(TASK TO COMPLETE)
Copy out all lines carrying the word "layer".

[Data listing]
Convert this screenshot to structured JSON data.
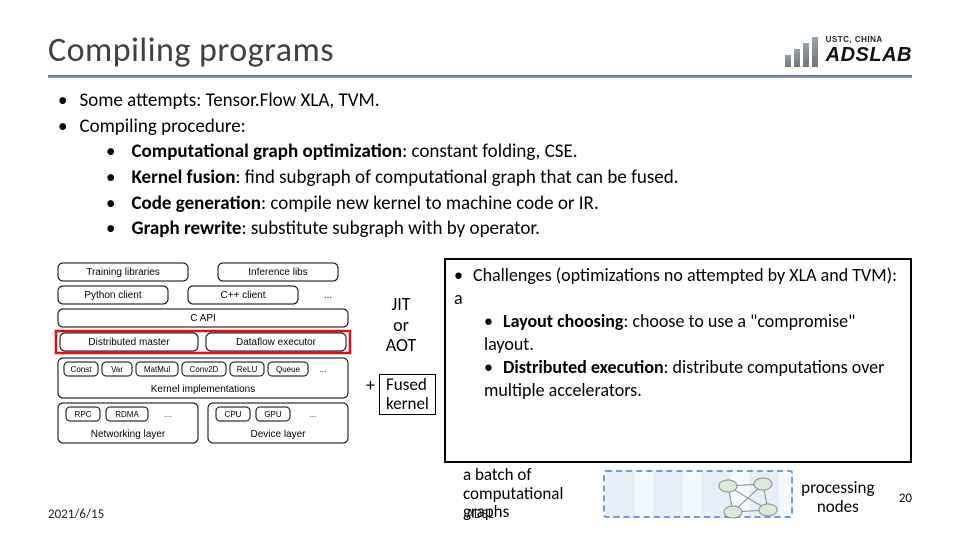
{
  "header": {
    "title": "Compiling programs",
    "org_line1": "USTC, CHINA",
    "org_line2": "ADSLAB"
  },
  "bullets": {
    "a": "Some attempts: Tensor.Flow XLA, TVM.",
    "b": "Compiling procedure:",
    "sub": {
      "cgo_b": "Computational graph optimization",
      "cgo_r": ": constant folding, CSE.",
      "kf_b": "Kernel fusion",
      "kf_r": ": find subgraph of computational graph that can be fused.",
      "cg_b": "Code generation",
      "cg_r": ": compile new kernel to machine code or IR.",
      "gr_b": "Graph rewrite",
      "gr_r": ": substitute subgraph with by operator."
    }
  },
  "diagram": {
    "train": "Training libraries",
    "infer": "Inference libs",
    "py": "Python client",
    "cpp": "C++ client",
    "dots1": "...",
    "capi": "C API",
    "dist": "Distributed master",
    "dflow": "Dataflow executor",
    "k_const": "Const",
    "k_var": "Var",
    "k_matmul": "MatMul",
    "k_conv": "Conv2D",
    "k_relu": "ReLU",
    "k_queue": "Queue",
    "k_dots": "...",
    "kimpl": "Kernel implementations",
    "rpc": "RPC",
    "rdma": "RDMA",
    "net_dots": "...",
    "net": "Networking layer",
    "cpu": "CPU",
    "gpu": "GPU",
    "dev_dots": "...",
    "dev": "Device layer"
  },
  "mid": {
    "jit1": "JIT",
    "jit2": "or",
    "jit3": "AOT",
    "plus": "+",
    "fused1": "Fused",
    "fused2": "kernel"
  },
  "challenges": {
    "head": "Challenges (optimizations no attempted by XLA and TVM): a",
    "lc_b": "Layout choosing",
    "lc_r": ": choose to use a \"compromise\" layout.",
    "de_b": "Distributed execution",
    "de_r": ": distribute computations over multiple accelerators."
  },
  "footer": {
    "date": "2021/6/15",
    "batch1": "a batch of",
    "batch2": "computational",
    "batch3": "graphs",
    "adsl": "ADSL",
    "nodes1": "processing",
    "nodes2": "nodes",
    "page": "20"
  }
}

(WRITTEN ANSWER)
    "net": "Networking layer",
    "dev": "Device layer"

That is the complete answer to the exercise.